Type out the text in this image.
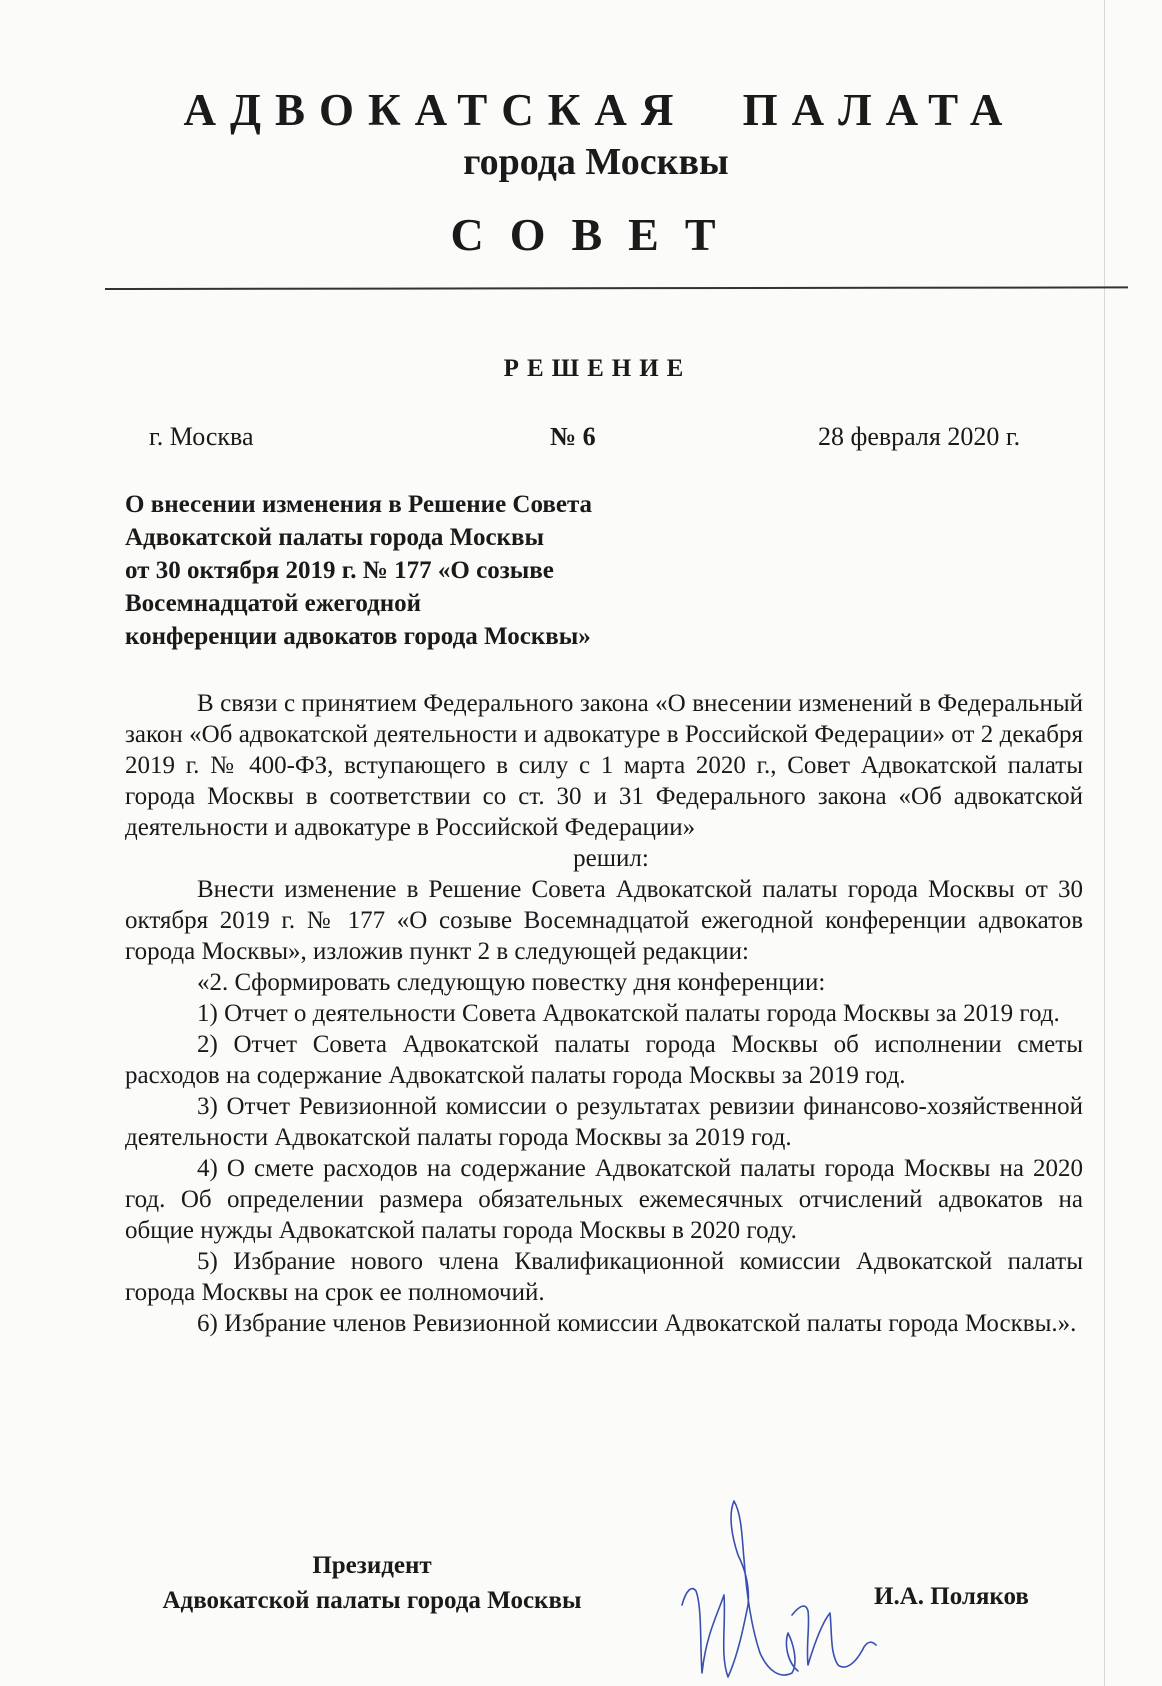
АДВОКАТСКАЯ ПАЛАТА
города Москвы
СОВЕТ
РЕШЕНИЕ
г. Москва	№ 6	28 февраля 2020 г.
О внесении изменения в Решение Совета
Адвокатской палаты города Москвы
от 30 октября 2019 г. № 177 «О созыве
Восемнадцатой ежегодной
конференции адвокатов города Москвы»

В связи с принятием Федерального закона «О внесении изменений в Федеральный закон «Об адвокатской деятельности и адвокатуре в Российской Федерации» от 2 декабря 2019 г. № 400-ФЗ, вступающего в силу с 1 марта 2020 г., Совет Адвокатской палаты города Москвы в соответствии со ст. 30 и 31 Федерального закона «Об адвокатской деятельности и адвокатуре в Российской Федерации»

решил:

Внести изменение в Решение Совета Адвокатской палаты города Москвы от 30 октября 2019 г. № 177 «О созыве Восемнадцатой ежегодной конференции адвокатов города Москвы», изложив пункт 2 в следующей редакции:

«2. Сформировать следующую повестку дня конференции:

1) Отчет о деятельности Совета Адвокатской палаты города Москвы за 2019 год.

2) Отчет Совета Адвокатской палаты города Москвы об исполнении сметы расходов на содержание Адвокатской палаты города Москвы за 2019 год.

3) Отчет Ревизионной комиссии о результатах ревизии финансово-хозяйственной деятельности Адвокатской палаты города Москвы за 2019 год.

4) О смете расходов на содержание Адвокатской палаты города Москвы на 2020 год. Об определении размера обязательных ежемесячных отчислений адвокатов на общие нужды Адвокатской палаты города Москвы в 2020 году.

5) Избрание нового члена Квалификационной комиссии Адвокатской палаты города Москвы на срок ее полномочий.

6) Избрание членов Ревизионной комиссии Адвокатской палаты города Москвы.».

Президент
Адвокатской палаты города Москвы	И.А. Поляков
═══
Goal: Omit the images and transcribe all of the records above word for word.

Response:
Type out the text in this image.
АДВОКАТСКАЯ ПАЛАТА
города Москвы
СОВЕТ
РЕШЕНИЕ
г. Москва	№ 6	28 февраля 2020 г.
О внесении изменения в Решение Совета
Адвокатской палаты города Москвы
от 30 октября 2019 г. № 177 «О созыве
Восемнадцатой ежегодной
конференции адвокатов города Москвы»

В связи с принятием Федерального закона «О внесении изменений в Федеральный закон «Об адвокатской деятельности и адвокатуре в Российской Федерации» от 2 декабря 2019 г. № 400-ФЗ, вступающего в силу с 1 марта 2020 г., Совет Адвокатской палаты города Москвы в соответствии со ст. 30 и 31 Федерального закона «Об адвокатской деятельности и адвокатуре в Российской Федерации»

решил:

Внести изменение в Решение Совета Адвокатской палаты города Москвы от 30 октября 2019 г. № 177 «О созыве Восемнадцатой ежегодной конференции адвокатов города Москвы», изложив пункт 2 в следующей редакции:

«2. Сформировать следующую повестку дня конференции:

1) Отчет о деятельности Совета Адвокатской палаты города Москвы за 2019 год.

2) Отчет Совета Адвокатской палаты города Москвы об исполнении сметы расходов на содержание Адвокатской палаты города Москвы за 2019 год.

3) Отчет Ревизионной комиссии о результатах ревизии финансово-хозяйственной деятельности Адвокатской палаты города Москвы за 2019 год.

4) О смете расходов на содержание Адвокатской палаты города Москвы на 2020 год. Об определении размера обязательных ежемесячных отчислений адвокатов на общие нужды Адвокатской палаты города Москвы в 2020 году.

5) Избрание нового члена Квалификационной комиссии Адвокатской палаты города Москвы на срок ее полномочий.

6) Избрание членов Ревизионной комиссии Адвокатской палаты города Москвы.».

Президент
Адвокатской палаты города Москвы	И.А. Поляков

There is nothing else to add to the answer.